BEGIN Input

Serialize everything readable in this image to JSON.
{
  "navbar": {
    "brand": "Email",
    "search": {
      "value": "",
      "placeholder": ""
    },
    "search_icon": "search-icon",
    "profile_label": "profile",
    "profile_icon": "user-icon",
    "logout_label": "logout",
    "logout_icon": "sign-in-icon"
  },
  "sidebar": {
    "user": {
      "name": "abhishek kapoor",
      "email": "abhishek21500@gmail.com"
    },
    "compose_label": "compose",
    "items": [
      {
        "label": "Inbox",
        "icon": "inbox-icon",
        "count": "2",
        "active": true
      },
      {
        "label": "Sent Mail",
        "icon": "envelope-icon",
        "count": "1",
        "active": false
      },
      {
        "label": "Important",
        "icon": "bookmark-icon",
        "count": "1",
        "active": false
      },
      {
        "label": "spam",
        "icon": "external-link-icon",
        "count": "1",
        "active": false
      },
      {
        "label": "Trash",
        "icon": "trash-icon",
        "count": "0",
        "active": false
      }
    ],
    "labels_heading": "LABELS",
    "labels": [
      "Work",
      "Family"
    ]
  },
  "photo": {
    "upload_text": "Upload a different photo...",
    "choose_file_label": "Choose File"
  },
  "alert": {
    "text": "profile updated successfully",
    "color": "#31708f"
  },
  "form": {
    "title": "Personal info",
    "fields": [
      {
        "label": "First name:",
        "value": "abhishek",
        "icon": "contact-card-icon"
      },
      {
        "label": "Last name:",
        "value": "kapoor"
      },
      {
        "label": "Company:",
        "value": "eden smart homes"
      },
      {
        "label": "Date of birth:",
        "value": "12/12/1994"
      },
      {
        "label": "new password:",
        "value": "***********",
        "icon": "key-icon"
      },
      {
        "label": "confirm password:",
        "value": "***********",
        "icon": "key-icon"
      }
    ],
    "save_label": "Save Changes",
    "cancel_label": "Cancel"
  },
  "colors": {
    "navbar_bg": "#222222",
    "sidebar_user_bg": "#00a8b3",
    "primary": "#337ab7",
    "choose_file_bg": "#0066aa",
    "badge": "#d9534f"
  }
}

END Input

__What to do__
Print the complete listing again, exactly as it stands.

__Response to the task__
Serialize everything readable in this image to JSON.
{
  "navbar": {
    "brand": "Email",
    "search": {
      "value": "",
      "placeholder": ""
    },
    "search_icon": "search-icon",
    "profile_label": "profile",
    "profile_icon": "user-icon",
    "logout_label": "logout",
    "logout_icon": "sign-in-icon"
  },
  "sidebar": {
    "user": {
      "name": "abhishek kapoor",
      "email": "abhishek21500@gmail.com"
    },
    "compose_label": "compose",
    "items": [
      {
        "label": "Inbox",
        "icon": "inbox-icon",
        "count": "2",
        "active": true
      },
      {
        "label": "Sent Mail",
        "icon": "envelope-icon",
        "count": "1",
        "active": false
      },
      {
        "label": "Important",
        "icon": "bookmark-icon",
        "count": "1",
        "active": false
      },
      {
        "label": "spam",
        "icon": "external-link-icon",
        "count": "1",
        "active": false
      },
      {
        "label": "Trash",
        "icon": "trash-icon",
        "count": "0",
        "active": false
      }
    ],
    "labels_heading": "LABELS",
    "labels": [
      "Work",
      "Family"
    ]
  },
  "photo": {
    "upload_text": "Upload a different photo...",
    "choose_file_label": "Choose File"
  },
  "alert": {
    "text": "profile updated successfully",
    "color": "#31708f"
  },
  "form": {
    "title": "Personal info",
    "fields": [
      {
        "label": "First name:",
        "value": "abhishek",
        "icon": "contact-card-icon"
      },
      {
        "label": "Last name:",
        "value": "kapoor"
      },
      {
        "label": "Company:",
        "value": "eden smart homes"
      },
      {
        "label": "Date of birth:",
        "value": "12/12/1994"
      },
      {
        "label": "new password:",
        "value": "***********",
        "icon": "key-icon"
      },
      {
        "label": "confirm password:",
        "value": "***********",
        "icon": "key-icon"
      }
    ],
    "save_label": "Save Changes",
    "cancel_label": "Cancel"
  },
  "colors": {
    "navbar_bg": "#222222",
    "sidebar_user_bg": "#00a8b3",
    "primary": "#337ab7",
    "choose_file_bg": "#0066aa",
    "badge": "#d9534f"
  }
}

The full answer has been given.